[start of Input for this task]

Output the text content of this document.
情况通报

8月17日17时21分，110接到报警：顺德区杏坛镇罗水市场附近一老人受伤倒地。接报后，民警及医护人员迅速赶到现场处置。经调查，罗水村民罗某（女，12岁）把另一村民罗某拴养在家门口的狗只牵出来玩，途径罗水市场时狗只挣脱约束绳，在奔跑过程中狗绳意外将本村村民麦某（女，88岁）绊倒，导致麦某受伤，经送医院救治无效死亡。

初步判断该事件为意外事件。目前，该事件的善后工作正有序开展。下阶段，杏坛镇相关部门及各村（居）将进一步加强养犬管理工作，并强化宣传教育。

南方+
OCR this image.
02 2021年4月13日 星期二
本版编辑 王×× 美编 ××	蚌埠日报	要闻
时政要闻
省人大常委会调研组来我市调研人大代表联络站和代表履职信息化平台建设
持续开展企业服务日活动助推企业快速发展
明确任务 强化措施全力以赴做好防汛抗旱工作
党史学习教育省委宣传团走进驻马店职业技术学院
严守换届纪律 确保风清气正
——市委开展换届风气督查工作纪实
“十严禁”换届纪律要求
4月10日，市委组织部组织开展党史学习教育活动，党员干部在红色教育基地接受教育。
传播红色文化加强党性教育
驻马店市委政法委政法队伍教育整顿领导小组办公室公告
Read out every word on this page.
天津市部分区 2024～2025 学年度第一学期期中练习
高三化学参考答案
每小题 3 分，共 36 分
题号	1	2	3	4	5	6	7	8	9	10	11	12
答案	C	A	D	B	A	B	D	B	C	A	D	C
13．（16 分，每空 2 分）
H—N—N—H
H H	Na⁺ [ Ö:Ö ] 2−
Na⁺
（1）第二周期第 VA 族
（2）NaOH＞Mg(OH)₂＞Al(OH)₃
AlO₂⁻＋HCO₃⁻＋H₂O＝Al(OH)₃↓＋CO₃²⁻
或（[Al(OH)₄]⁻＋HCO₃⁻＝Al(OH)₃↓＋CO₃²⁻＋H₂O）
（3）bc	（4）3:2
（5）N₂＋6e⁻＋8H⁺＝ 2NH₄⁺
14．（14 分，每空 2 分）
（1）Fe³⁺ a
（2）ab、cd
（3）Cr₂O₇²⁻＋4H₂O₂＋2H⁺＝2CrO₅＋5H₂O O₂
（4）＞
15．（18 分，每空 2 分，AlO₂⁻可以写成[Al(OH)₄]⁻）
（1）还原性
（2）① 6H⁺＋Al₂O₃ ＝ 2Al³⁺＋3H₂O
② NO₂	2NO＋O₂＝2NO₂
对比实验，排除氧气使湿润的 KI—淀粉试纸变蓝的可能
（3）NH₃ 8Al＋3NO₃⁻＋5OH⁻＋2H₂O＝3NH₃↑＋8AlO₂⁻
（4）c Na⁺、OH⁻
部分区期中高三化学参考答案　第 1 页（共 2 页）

[end of Input for this task]

▶ [Stated problem] Each line from the one containing "OCR this image." to the final line of the entries above must be returned exactly, and no other line may appear.

▶ [Answer to the problem]
OCR this image.
02 2021年4月13日 星期二
本版编辑 王×× 美编 ××	蚌埠日报	要闻
时政要闻
省人大常委会调研组来我市调研人大代表联络站和代表履职信息化平台建设
持续开展企业服务日活动助推企业快速发展
明确任务 强化措施全力以赴做好防汛抗旱工作
党史学习教育省委宣传团走进驻马店职业技术学院
严守换届纪律 确保风清气正
——市委开展换届风气督查工作纪实
“十严禁”换届纪律要求
4月10日，市委组织部组织开展党史学习教育活动，党员干部在红色教育基地接受教育。
传播红色文化加强党性教育
驻马店市委政法委政法队伍教育整顿领导小组办公室公告
Read out every word on this page.
天津市部分区 2024～2025 学年度第一学期期中练习
高三化学参考答案
每小题 3 分，共 36 分
题号	1	2	3	4	5	6	7	8	9	10	11	12
答案	C	A	D	B	A	B	D	B	C	A	D	C
13．（16 分，每空 2 分）
H—N—N—H
H H	Na⁺ [ Ö:Ö ] 2−
Na⁺
（1）第二周期第 VA 族
（2）NaOH＞Mg(OH)₂＞Al(OH)₃
AlO₂⁻＋HCO₃⁻＋H₂O＝Al(OH)₃↓＋CO₃²⁻
或（[Al(OH)₄]⁻＋HCO₃⁻＝Al(OH)₃↓＋CO₃²⁻＋H₂O）
（3）bc	（4）3:2
（5）N₂＋6e⁻＋8H⁺＝ 2NH₄⁺
14．（14 分，每空 2 分）
（1）Fe³⁺ a
（2）ab、cd
（3）Cr₂O₇²⁻＋4H₂O₂＋2H⁺＝2CrO₅＋5H₂O O₂
（4）＞
15．（18 分，每空 2 分，AlO₂⁻可以写成[Al(OH)₄]⁻）
（1）还原性
（2）① 6H⁺＋Al₂O₃ ＝ 2Al³⁺＋3H₂O
② NO₂	2NO＋O₂＝2NO₂
对比实验，排除氧气使湿润的 KI—淀粉试纸变蓝的可能
（3）NH₃ 8Al＋3NO₃⁻＋5OH⁻＋2H₂O＝3NH₃↑＋8AlO₂⁻
（4）c Na⁺、OH⁻
部分区期中高三化学参考答案　第 1 页（共 2 页）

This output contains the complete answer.